● **Exercise requirements**
Search the data for the word "ends". Reproduce every line where it is found.

● **Source records**
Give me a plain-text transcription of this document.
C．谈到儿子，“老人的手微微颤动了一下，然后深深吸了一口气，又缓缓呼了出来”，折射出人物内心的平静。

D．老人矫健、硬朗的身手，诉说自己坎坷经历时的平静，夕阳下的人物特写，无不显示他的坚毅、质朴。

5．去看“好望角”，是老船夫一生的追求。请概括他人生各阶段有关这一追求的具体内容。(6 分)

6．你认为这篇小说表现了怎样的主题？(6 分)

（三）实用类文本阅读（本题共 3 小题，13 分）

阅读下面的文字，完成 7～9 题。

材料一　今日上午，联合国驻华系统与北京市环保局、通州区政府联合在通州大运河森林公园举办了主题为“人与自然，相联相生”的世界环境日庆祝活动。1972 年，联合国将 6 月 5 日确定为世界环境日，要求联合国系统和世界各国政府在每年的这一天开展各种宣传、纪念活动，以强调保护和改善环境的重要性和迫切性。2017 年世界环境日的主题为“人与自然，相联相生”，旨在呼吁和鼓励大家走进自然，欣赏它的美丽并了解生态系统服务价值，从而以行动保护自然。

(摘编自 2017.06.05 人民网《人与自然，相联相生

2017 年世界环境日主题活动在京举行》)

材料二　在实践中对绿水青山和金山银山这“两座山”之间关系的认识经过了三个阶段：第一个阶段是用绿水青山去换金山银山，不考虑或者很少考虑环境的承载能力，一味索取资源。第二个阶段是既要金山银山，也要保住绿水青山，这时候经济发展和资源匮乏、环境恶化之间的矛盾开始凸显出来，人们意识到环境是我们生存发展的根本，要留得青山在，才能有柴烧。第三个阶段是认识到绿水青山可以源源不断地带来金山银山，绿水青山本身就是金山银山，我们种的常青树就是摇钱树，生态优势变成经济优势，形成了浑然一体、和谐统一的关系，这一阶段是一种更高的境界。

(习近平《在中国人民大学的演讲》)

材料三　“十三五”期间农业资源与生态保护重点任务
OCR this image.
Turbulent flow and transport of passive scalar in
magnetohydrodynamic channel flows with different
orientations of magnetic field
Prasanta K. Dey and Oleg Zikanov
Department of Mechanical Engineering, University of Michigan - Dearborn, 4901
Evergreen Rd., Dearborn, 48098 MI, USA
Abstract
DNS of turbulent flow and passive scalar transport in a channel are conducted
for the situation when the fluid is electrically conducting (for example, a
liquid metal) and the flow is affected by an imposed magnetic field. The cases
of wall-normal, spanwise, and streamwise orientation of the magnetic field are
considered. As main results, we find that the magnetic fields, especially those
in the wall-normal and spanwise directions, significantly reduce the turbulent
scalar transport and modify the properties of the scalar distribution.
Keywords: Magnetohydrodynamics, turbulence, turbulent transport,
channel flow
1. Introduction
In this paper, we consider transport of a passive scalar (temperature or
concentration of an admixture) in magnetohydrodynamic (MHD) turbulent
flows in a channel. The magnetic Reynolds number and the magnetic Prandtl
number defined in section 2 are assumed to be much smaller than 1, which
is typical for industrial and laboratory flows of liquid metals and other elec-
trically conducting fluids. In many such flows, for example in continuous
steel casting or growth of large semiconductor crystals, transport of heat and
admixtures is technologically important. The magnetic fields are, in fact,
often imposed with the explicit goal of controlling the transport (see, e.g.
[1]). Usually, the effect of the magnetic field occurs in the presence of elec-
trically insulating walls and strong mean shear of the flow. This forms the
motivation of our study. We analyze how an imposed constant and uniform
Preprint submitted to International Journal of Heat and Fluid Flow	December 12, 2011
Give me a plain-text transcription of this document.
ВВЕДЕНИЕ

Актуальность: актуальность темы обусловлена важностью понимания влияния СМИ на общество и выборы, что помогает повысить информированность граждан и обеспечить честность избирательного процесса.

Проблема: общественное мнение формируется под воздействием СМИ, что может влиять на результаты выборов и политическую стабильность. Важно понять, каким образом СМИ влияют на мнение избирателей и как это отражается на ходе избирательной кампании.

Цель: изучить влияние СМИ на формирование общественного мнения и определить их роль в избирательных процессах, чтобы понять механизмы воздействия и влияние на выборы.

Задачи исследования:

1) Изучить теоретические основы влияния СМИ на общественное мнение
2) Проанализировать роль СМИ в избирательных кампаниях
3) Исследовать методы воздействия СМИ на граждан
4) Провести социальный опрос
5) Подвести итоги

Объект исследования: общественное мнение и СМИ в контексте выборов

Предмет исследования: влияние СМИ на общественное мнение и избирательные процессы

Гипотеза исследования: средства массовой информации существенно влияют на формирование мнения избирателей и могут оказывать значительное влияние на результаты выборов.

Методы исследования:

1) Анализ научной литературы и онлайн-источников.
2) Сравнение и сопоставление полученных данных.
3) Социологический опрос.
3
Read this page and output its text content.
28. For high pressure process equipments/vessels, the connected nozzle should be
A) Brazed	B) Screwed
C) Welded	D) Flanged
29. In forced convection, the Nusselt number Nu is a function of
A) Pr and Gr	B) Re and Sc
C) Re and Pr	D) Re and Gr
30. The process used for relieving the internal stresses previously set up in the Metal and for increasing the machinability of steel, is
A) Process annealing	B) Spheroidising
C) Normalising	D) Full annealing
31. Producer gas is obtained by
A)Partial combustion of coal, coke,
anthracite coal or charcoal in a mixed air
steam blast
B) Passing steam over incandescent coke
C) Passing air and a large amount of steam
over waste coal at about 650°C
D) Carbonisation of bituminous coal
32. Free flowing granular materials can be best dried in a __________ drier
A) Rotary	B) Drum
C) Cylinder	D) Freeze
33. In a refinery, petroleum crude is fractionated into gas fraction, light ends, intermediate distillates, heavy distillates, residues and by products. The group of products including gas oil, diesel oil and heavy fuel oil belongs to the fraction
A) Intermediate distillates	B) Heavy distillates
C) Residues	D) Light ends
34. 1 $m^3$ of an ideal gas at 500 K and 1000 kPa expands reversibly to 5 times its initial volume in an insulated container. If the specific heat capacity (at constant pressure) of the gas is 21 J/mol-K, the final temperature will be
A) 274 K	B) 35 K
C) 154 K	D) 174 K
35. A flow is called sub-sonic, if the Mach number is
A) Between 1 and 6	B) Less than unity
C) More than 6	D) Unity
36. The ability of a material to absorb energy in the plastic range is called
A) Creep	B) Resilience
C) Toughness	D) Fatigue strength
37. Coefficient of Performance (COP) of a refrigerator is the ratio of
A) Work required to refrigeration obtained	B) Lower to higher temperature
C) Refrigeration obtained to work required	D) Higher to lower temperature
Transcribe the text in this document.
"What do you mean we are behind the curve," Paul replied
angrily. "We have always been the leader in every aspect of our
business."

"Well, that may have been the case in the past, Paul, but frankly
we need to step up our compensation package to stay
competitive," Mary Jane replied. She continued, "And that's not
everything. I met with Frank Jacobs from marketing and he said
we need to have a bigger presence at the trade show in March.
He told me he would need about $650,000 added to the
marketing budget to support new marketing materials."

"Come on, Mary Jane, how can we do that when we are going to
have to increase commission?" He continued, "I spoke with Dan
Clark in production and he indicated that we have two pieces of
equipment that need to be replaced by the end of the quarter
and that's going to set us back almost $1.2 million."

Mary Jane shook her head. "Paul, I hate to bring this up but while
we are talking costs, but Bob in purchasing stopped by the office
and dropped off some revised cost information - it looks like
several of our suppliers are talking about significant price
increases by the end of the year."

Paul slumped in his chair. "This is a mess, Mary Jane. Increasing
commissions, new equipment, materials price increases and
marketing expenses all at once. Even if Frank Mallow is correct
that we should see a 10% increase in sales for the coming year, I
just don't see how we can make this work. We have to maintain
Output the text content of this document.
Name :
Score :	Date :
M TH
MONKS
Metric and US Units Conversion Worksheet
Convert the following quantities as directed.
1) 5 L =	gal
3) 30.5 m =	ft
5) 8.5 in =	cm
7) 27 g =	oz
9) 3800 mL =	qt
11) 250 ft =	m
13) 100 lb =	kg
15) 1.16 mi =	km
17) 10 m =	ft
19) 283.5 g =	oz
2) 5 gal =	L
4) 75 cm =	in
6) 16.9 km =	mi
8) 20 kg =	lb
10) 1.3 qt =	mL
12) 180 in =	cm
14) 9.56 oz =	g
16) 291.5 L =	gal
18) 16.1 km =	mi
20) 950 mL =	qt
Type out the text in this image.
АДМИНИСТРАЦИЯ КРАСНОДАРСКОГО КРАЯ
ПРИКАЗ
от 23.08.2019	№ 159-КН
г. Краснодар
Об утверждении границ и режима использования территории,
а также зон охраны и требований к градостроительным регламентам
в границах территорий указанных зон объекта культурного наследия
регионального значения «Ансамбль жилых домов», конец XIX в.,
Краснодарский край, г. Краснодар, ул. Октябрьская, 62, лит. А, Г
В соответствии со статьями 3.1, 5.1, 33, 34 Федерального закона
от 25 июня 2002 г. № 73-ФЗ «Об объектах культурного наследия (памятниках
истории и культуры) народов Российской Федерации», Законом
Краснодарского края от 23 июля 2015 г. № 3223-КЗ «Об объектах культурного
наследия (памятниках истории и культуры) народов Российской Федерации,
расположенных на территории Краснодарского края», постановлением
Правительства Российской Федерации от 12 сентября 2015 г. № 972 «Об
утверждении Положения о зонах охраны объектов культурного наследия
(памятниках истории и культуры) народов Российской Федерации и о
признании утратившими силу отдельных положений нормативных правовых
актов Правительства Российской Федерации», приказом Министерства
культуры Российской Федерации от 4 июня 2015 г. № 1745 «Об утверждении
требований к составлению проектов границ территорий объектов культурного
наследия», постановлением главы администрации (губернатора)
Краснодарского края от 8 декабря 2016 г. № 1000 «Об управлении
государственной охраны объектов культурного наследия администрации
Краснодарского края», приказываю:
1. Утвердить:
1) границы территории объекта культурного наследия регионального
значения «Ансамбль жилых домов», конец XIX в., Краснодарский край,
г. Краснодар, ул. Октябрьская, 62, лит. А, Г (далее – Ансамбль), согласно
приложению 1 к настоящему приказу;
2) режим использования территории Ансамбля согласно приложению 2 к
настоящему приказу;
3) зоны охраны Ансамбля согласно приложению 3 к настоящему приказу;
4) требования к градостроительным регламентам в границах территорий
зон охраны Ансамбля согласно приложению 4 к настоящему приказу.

● **Complete answer**
33. In a refinery, petroleum crude is fractionated into gas fraction, light ends, intermediate distillates, heavy distillates, residues and by products. The group of products including gas oil, diesel oil and heavy fuel oil belongs to the fraction
C) Residues	D) Light ends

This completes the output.